## Task details
Drop the pictures and extract exactly the lines from the one that contains "Serialize everything readable" through the end of the material.

start Supplied records

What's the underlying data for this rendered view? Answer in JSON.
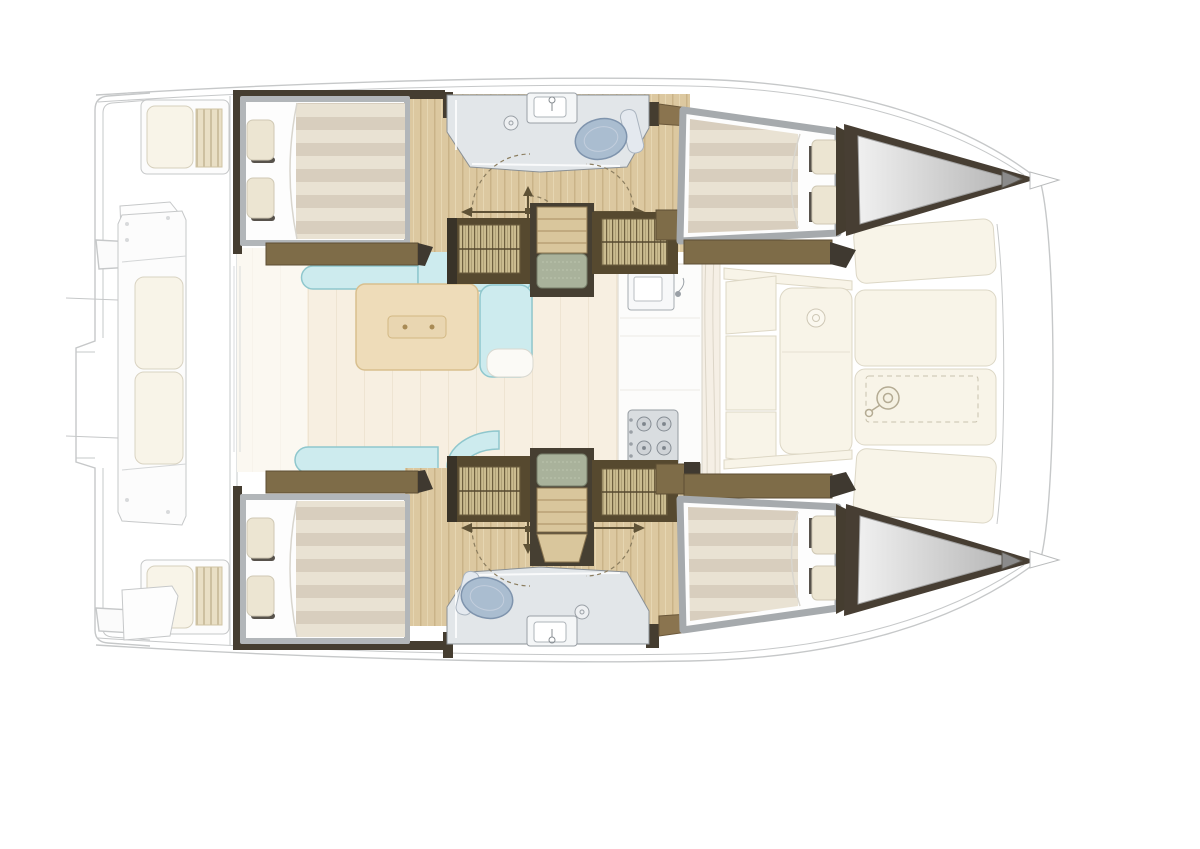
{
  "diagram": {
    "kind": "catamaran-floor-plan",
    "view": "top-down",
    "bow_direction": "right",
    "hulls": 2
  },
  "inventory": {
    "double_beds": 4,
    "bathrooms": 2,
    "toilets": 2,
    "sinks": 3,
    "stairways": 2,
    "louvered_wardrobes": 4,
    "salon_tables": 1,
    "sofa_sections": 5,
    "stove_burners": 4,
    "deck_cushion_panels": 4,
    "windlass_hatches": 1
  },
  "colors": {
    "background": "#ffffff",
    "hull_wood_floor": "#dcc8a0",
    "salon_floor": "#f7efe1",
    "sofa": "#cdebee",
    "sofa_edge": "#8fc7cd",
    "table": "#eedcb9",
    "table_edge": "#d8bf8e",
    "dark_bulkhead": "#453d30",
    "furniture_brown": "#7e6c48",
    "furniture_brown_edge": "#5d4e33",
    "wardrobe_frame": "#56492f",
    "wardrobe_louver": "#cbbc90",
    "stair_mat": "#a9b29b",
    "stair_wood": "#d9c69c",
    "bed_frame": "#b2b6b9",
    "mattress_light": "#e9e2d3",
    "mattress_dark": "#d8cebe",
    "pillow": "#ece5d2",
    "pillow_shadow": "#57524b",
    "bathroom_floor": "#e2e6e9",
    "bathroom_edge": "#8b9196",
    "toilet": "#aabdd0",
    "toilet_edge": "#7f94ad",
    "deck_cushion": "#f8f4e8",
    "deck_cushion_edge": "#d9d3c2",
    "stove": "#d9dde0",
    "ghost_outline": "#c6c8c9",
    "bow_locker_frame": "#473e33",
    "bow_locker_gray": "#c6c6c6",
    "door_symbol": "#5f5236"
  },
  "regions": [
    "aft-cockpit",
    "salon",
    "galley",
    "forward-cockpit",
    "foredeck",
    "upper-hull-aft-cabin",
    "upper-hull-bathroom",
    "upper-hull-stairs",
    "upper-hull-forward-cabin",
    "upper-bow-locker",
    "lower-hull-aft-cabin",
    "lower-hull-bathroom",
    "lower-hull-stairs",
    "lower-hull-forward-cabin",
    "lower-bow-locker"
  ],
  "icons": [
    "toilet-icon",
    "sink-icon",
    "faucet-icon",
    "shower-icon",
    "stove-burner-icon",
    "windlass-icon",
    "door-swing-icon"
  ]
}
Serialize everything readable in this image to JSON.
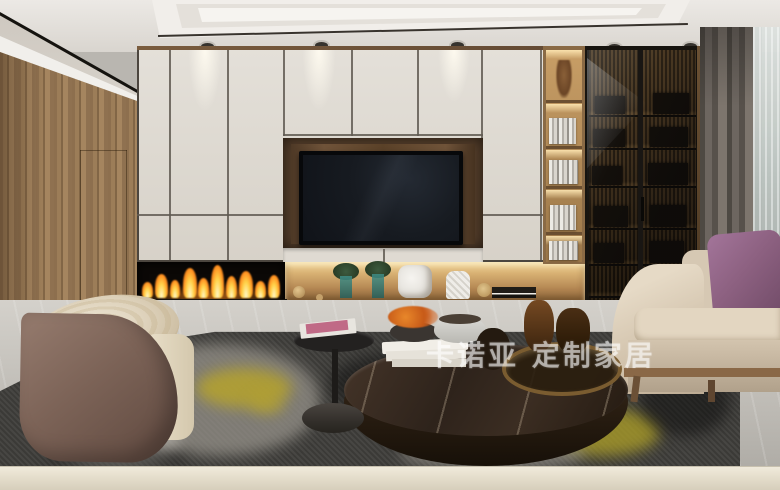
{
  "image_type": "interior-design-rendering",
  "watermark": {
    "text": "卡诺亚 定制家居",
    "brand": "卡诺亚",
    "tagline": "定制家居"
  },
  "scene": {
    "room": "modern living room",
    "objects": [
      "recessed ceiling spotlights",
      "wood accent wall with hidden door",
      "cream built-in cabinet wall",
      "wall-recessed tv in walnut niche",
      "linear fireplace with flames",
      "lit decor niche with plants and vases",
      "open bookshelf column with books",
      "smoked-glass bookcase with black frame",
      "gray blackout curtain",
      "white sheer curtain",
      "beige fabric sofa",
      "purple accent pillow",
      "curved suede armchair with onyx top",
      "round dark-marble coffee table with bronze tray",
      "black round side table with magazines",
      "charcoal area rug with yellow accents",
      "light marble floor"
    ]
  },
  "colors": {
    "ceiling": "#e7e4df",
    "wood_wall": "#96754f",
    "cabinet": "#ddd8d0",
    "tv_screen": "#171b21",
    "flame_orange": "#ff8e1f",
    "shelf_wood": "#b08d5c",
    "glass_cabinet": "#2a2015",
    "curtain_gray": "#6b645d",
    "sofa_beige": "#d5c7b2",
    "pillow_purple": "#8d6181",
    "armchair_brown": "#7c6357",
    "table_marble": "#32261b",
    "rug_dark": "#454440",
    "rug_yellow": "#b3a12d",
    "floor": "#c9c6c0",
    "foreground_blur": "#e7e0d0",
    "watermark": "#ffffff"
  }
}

end Supplied records

## Answer to this exercise
Serialize everything readable in this image to JSON.
{
  "image_type": "interior-design-rendering",
  "watermark": {
    "text": "卡诺亚 定制家居",
    "brand": "卡诺亚",
    "tagline": "定制家居"
  },
  "scene": {
    "room": "modern living room",
    "objects": [
      "recessed ceiling spotlights",
      "wood accent wall with hidden door",
      "cream built-in cabinet wall",
      "wall-recessed tv in walnut niche",
      "linear fireplace with flames",
      "lit decor niche with plants and vases",
      "open bookshelf column with books",
      "smoked-glass bookcase with black frame",
      "gray blackout curtain",
      "white sheer curtain",
      "beige fabric sofa",
      "purple accent pillow",
      "curved suede armchair with onyx top",
      "round dark-marble coffee table with bronze tray",
      "black round side table with magazines",
      "charcoal area rug with yellow accents",
      "light marble floor"
    ]
  },
  "colors": {
    "ceiling": "#e7e4df",
    "wood_wall": "#96754f",
    "cabinet": "#ddd8d0",
    "tv_screen": "#171b21",
    "flame_orange": "#ff8e1f",
    "shelf_wood": "#b08d5c",
    "glass_cabinet": "#2a2015",
    "curtain_gray": "#6b645d",
    "sofa_beige": "#d5c7b2",
    "pillow_purple": "#8d6181",
    "armchair_brown": "#7c6357",
    "table_marble": "#32261b",
    "rug_dark": "#454440",
    "rug_yellow": "#b3a12d",
    "floor": "#c9c6c0",
    "foreground_blur": "#e7e0d0",
    "watermark": "#ffffff"
  }
}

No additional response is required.